> _Aim_:
Locate the line containing "OCR this image." in the data below. Reproduce it and every following line up to the end, exactly as given.

> _Records to process_:
━━━━━━━━━━━━━━━━

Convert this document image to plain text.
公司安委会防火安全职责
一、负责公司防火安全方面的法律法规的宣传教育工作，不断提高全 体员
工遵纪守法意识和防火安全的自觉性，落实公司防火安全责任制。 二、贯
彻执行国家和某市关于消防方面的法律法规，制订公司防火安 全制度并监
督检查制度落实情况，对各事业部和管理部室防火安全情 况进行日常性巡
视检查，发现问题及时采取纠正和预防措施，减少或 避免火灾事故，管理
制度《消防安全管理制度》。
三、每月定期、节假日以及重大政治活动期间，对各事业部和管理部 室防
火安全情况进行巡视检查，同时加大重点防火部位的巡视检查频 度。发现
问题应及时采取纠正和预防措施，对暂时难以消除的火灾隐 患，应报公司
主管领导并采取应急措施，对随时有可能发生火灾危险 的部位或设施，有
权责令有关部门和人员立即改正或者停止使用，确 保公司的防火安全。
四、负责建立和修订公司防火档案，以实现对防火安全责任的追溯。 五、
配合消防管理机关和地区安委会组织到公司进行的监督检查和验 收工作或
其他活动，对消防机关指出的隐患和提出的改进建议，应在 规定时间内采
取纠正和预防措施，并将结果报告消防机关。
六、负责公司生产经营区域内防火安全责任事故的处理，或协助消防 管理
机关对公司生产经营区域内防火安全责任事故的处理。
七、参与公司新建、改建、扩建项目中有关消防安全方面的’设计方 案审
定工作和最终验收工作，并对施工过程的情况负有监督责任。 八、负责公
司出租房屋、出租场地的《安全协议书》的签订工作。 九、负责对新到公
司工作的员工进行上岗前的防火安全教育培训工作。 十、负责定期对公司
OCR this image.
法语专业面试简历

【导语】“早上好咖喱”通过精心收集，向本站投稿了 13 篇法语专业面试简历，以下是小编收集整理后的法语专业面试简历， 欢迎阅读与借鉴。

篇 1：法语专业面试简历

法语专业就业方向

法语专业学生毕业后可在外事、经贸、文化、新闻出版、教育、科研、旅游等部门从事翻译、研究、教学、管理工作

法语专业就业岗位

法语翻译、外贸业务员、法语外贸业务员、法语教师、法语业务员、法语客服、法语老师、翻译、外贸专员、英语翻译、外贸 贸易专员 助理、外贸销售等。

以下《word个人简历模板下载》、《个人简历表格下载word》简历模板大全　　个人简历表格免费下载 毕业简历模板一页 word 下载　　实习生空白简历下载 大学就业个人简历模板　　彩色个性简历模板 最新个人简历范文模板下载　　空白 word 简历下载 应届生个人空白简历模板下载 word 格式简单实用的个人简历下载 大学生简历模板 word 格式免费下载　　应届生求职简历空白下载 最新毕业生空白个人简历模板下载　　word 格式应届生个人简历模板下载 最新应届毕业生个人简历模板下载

━━━━━━━━━━━━━━━━

> _Response to the exercise_:
OCR this image.
法语专业面试简历

【导语】“早上好咖喱”通过精心收集，向本站投稿了 13 篇法语专业面试简历，以下是小编收集整理后的法语专业面试简历， 欢迎阅读与借鉴。

篇 1：法语专业面试简历

法语专业就业方向

法语专业学生毕业后可在外事、经贸、文化、新闻出版、教育、科研、旅游等部门从事翻译、研究、教学、管理工作

法语专业就业岗位

法语翻译、外贸业务员、法语外贸业务员、法语教师、法语业务员、法语客服、法语老师、翻译、外贸专员、英语翻译、外贸 贸易专员 助理、外贸销售等。

以下《word个人简历模板下载》、《个人简历表格下载word》简历模板大全　　个人简历表格免费下载 毕业简历模板一页 word 下载　　实习生空白简历下载 大学就业个人简历模板　　彩色个性简历模板 最新个人简历范文模板下载　　空白 word 简历下载 应届生个人空白简历模板下载 word 格式简单实用的个人简历下载 大学生简历模板 word 格式免费下载　　应届生求职简历空白下载 最新毕业生空白个人简历模板下载　　word 格式应届生个人简历模板下载 最新应届毕业生个人简历模板下载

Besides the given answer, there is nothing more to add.